### Exercice proposé 1
Recopie les lignes de la liste, de la toute première jusqu'à celle qui contient « group-privacy[interactable]: Grup Publik » incluse, en remplaçant « SEPUTAR INDONESIA » par « BERITA INDONESIA » et sans rien changer d'autre.

### Extrait du texte
Vous avez dit totalitarisme ?

Message par Louis » 27 Juil 2004, 13:34

excellent livre de slavoj zizek, philosophe marxiste-lacanien slovéne (oui, ça existe !) qui promet une belle rentrée ...


a écrit :On peut lire sur l'emballage du thé vert Celestial Seasonings une courte description de ses bienfaits : "Le thé vert est une source naturelle d'antioxydants qui neutralisent les molécules toxiques du corps appelées radicaux libres. Par la neutralisation des 'radicaux libres', les antioxydants aident le corps à entretenir sa bonne santé naturelle." La notion de totalitarisme n'est-elle pas, mutatis mutandis, l'un des principaux antioxydants idéologiques, dont la fonction, depuis l'origine, a été de neutraliser les radicaux libres, et ainsi d'aider le corps social à entretenir sa bonne santé politico-idéologique ?

Les universitaires prétendument radicaux d'aujourd'hui sont, comme l'ensemble du monde social, soumis à des règles et des interdits tacites - et bien que ces règles ne soient jamais explicitement formulées, y désobéir peut avoir de terribles conséquences. L'une de ces règles a trait à l'exigence, toujours et partout affirmée sans jamais être mise en question, de "contextualiser" ou de "situer" sa propre position - "Vous parlez des femmes - mais de quelles femmes ? Il n'existe pas de femme en soi : votre discours généralisant sur les femmes, bien qu'il semble inclure toutes les situations avec neutralité, ne privilégie-t-il pas certaines figures spécifiques de la féminité aux dépens de certaines autres ?"

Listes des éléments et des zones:

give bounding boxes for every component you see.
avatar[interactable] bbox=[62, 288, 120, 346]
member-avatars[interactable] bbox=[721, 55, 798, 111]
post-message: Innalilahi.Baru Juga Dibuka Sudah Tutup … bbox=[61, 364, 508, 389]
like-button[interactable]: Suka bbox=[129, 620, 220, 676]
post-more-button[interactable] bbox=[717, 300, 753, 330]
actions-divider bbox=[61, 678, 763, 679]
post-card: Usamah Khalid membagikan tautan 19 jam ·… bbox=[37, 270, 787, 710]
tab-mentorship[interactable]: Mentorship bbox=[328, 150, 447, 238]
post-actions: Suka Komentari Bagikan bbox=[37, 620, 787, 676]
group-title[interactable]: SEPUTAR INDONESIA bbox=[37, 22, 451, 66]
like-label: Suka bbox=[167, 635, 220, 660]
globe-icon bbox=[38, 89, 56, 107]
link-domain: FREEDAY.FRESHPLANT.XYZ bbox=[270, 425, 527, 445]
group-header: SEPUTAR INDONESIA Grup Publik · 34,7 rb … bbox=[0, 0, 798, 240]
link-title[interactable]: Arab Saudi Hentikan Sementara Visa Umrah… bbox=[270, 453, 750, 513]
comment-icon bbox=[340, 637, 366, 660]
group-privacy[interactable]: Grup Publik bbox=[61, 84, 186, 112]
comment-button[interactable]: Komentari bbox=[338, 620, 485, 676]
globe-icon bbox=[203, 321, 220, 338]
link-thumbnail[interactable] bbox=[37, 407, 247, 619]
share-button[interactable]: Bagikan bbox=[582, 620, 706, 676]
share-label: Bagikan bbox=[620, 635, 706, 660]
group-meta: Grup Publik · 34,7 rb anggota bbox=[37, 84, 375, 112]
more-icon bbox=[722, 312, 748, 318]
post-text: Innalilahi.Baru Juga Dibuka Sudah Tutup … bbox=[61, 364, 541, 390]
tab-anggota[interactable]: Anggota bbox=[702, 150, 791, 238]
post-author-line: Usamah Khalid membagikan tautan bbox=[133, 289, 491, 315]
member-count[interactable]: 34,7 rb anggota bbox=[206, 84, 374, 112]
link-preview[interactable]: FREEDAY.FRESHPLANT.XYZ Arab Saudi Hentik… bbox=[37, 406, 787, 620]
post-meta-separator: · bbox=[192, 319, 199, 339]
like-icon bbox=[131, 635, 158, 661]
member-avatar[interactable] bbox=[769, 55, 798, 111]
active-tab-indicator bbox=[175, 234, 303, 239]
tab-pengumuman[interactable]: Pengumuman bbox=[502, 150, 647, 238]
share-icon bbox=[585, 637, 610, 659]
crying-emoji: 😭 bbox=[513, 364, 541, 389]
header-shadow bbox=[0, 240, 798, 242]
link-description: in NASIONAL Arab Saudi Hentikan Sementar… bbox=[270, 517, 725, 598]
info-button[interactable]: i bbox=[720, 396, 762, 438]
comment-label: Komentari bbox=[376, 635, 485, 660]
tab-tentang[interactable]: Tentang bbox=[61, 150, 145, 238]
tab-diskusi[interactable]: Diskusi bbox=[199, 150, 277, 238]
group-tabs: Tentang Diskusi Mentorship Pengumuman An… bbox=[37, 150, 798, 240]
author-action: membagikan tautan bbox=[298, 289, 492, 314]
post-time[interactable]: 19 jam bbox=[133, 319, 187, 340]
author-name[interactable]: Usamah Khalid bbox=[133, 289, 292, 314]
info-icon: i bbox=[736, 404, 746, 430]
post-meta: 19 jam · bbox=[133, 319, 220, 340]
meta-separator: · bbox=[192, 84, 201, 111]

### Exercice proposé 2
Reprends le texte sur le totalitarisme là où il s'arrête et poursuis-le.

### Corrigé 1
give bounding boxes for every component you see.
avatar[interactable] bbox=[62, 288, 120, 346]
member-avatars[interactable] bbox=[721, 55, 798, 111]
post-message: Innalilahi.Baru Juga Dibuka Sudah Tutup … bbox=[61, 364, 508, 389]
like-button[interactable]: Suka bbox=[129, 620, 220, 676]
post-more-button[interactable] bbox=[717, 300, 753, 330]
actions-divider bbox=[61, 678, 763, 679]
post-card: Usamah Khalid membagikan tautan 19 jam ·… bbox=[37, 270, 787, 710]
tab-mentorship[interactable]: Mentorship bbox=[328, 150, 447, 238]
post-actions: Suka Komentari Bagikan bbox=[37, 620, 787, 676]
group-title[interactable]: BERITA INDONESIA bbox=[37, 22, 451, 66]
like-label: Suka bbox=[167, 635, 220, 660]
globe-icon bbox=[38, 89, 56, 107]
link-domain: FREEDAY.FRESHPLANT.XYZ bbox=[270, 425, 527, 445]
group-header: BERITA INDONESIA Grup Publik · 34,7 rb … bbox=[0, 0, 798, 240]
link-title[interactable]: Arab Saudi Hentikan Sementara Visa Umrah… bbox=[270, 453, 750, 513]
comment-icon bbox=[340, 637, 366, 660]
group-privacy[interactable]: Grup Publik bbox=[61, 84, 186, 112]

### Corrigé 2
En quoi une telle historicisation radicale est-elle fausse, en dépit de l'évident moment de vérité qu'elle contient ? En ce que la réalité sociale d'aujourd'hui (celle de la mondialisation capitaliste avancée) est elle-même dominée par ce que Marx appelle le pouvoir de l'"abstraction réelle" : la circulation du Capital est la force de "déterritorialisation" radicale (pour employer le vocabulaire de Deleuze) qui, dans son fonctionnement actuel, ignore délibérément les situations singulières et ne peut y être "enraciné". Ce n'est plus, comme dans l'idéologie courante, l'universalité qui occulte sa partialité, le fait qu'elle privilégie un contenu particulier ; c'est plutôt la tentative même de déterminer des enracinements particuliers qui occulte idéologiquement la réalité sociale du règne de l'"abstraction réelle".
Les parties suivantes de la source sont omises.